-- Begin --

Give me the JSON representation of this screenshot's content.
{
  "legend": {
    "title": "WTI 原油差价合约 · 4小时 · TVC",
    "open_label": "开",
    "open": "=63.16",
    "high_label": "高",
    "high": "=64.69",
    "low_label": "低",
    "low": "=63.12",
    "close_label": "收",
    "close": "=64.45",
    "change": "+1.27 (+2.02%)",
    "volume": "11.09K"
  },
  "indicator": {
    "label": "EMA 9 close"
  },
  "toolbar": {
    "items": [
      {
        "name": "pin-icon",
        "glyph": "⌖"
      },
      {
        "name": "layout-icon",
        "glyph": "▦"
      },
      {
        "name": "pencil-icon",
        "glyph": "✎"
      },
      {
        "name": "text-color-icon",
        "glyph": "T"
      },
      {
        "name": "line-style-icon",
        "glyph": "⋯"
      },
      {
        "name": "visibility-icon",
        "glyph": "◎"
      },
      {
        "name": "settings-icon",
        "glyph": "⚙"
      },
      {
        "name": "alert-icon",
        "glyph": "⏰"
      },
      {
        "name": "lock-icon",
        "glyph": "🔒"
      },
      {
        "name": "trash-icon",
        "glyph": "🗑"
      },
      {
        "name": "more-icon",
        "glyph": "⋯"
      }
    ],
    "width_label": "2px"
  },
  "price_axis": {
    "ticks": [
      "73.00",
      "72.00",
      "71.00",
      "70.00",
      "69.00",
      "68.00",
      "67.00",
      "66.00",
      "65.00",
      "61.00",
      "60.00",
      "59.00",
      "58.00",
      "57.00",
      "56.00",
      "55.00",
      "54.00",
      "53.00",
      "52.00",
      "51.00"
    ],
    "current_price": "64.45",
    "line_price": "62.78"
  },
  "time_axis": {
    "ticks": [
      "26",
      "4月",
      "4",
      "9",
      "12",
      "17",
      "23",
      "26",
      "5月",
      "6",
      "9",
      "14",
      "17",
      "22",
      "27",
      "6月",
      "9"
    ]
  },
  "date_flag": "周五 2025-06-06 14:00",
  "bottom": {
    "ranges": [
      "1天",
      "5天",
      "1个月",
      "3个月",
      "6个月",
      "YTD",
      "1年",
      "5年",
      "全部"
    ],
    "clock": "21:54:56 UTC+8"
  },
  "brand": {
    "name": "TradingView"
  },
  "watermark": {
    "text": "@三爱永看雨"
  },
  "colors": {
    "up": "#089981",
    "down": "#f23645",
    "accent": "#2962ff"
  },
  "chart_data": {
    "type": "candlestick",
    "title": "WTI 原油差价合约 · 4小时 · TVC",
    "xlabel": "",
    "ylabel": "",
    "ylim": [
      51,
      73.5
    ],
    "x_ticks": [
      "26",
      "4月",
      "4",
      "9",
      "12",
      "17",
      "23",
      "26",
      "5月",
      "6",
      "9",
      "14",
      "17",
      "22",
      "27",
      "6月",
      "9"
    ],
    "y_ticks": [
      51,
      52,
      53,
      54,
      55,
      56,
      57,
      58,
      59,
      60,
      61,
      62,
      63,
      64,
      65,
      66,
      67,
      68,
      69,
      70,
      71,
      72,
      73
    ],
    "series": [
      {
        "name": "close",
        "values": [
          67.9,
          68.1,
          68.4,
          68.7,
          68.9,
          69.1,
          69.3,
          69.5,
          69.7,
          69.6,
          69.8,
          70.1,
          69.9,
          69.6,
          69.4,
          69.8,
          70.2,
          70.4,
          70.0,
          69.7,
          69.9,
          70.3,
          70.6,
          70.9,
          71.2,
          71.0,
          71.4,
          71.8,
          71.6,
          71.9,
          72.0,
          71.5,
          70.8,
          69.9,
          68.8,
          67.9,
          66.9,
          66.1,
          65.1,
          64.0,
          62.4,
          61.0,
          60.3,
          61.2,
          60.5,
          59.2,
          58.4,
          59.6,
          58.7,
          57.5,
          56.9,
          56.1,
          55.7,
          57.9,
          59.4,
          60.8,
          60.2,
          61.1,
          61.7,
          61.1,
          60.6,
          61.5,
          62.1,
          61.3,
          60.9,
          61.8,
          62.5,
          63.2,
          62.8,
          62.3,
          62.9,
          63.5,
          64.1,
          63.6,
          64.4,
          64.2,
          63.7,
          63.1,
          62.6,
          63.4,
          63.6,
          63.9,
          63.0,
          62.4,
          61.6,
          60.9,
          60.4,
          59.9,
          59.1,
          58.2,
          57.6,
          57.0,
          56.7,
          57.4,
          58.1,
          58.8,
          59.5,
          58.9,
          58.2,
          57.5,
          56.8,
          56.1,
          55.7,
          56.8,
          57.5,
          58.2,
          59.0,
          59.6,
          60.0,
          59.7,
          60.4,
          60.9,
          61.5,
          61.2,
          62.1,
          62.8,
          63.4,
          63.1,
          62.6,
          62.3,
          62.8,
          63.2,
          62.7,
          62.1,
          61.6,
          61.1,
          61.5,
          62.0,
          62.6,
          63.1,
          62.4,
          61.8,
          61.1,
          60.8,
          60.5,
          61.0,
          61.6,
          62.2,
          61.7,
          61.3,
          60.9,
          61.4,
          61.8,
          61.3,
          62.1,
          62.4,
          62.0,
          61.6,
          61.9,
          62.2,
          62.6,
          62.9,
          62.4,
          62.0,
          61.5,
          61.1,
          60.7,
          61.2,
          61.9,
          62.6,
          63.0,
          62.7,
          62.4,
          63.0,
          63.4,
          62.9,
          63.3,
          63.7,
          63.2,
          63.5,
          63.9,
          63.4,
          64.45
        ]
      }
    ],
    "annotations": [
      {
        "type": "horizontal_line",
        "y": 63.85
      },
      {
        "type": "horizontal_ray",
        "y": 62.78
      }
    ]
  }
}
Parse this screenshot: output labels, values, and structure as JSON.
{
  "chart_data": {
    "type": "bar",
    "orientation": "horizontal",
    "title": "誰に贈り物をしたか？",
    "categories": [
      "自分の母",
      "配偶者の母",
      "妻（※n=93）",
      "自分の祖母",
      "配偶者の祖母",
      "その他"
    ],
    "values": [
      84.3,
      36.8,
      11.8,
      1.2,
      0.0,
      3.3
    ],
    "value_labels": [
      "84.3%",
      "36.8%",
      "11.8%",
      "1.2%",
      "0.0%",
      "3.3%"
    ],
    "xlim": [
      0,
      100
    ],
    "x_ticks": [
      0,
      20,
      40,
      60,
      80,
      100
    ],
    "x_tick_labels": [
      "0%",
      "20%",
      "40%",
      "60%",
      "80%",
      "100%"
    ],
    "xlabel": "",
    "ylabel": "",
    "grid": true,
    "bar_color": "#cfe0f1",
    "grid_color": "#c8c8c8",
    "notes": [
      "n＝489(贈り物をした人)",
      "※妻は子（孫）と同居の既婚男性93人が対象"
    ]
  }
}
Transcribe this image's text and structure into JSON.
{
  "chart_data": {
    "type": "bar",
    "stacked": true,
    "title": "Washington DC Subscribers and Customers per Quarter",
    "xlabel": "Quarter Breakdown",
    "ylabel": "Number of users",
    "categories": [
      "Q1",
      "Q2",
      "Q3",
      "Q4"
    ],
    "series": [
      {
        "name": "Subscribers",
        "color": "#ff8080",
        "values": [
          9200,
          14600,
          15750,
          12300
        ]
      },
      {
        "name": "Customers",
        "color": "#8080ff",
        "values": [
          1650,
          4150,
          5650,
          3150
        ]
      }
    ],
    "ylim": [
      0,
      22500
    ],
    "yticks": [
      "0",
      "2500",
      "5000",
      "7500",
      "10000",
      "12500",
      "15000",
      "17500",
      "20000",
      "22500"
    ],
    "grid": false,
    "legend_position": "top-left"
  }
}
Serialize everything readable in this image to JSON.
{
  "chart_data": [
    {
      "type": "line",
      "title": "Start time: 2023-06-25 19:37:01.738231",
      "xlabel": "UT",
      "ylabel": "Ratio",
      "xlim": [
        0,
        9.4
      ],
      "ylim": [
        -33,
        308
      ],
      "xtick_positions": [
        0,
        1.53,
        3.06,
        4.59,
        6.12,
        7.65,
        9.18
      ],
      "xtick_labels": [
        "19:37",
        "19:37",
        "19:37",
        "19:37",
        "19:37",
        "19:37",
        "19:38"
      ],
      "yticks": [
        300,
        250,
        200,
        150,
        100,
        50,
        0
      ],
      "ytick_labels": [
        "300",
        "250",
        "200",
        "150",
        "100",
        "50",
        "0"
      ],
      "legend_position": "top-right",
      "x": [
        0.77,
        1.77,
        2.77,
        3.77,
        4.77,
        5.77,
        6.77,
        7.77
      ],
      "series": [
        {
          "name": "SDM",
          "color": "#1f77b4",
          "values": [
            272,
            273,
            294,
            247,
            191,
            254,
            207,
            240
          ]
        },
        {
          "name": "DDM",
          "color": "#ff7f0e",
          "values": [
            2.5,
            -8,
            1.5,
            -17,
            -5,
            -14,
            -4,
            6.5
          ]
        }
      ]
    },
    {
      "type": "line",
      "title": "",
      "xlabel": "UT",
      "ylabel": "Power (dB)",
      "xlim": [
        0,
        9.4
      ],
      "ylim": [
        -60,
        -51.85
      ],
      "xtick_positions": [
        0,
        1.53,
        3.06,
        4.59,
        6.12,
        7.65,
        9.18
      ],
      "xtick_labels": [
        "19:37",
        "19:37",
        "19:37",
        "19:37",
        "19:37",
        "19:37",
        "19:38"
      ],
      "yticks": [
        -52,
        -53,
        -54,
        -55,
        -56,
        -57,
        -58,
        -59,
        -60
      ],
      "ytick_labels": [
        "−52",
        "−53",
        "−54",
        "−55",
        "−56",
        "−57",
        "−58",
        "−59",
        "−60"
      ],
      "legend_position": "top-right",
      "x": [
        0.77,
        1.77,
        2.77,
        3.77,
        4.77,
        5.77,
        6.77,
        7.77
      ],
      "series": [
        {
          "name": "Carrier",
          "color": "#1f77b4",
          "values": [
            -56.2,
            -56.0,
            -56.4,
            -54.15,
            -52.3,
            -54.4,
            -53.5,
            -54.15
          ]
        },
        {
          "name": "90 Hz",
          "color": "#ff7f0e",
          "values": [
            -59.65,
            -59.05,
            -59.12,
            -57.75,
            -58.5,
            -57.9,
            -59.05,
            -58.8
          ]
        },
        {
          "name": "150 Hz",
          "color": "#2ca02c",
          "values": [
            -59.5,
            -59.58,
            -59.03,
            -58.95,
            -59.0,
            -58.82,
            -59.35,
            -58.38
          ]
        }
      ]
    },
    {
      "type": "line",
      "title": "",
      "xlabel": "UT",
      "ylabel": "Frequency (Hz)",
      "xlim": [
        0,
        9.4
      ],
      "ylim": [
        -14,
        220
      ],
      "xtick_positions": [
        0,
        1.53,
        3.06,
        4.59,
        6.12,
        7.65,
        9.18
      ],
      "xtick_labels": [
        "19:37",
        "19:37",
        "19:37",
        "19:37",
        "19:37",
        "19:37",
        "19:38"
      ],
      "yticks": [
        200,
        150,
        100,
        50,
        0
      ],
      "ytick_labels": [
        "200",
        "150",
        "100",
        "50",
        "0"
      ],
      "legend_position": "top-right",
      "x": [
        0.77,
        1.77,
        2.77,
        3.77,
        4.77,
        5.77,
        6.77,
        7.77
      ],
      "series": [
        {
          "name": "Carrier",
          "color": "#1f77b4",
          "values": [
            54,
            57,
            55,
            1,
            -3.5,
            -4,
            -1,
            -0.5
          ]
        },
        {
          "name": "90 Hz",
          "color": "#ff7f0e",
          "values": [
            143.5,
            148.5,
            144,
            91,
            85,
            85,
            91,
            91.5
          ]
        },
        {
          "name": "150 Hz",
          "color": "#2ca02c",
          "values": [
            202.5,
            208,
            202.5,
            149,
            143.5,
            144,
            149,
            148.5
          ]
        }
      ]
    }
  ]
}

-- End --

→ **TASK TO CARRY OUT**: Copy, from the material, each line that holds the string "glyph".

→ **ANSWER TO THIS EXERCISE**:
        "glyph": "⌖"
        "glyph": "▦"
        "glyph": "✎"
        "glyph": "T"
        "glyph": "⋯"
        "glyph": "◎"
        "glyph": "⚙"
        "glyph": "⏰"
        "glyph": "🔒"
        "glyph": "🗑"
        "glyph": "⋯"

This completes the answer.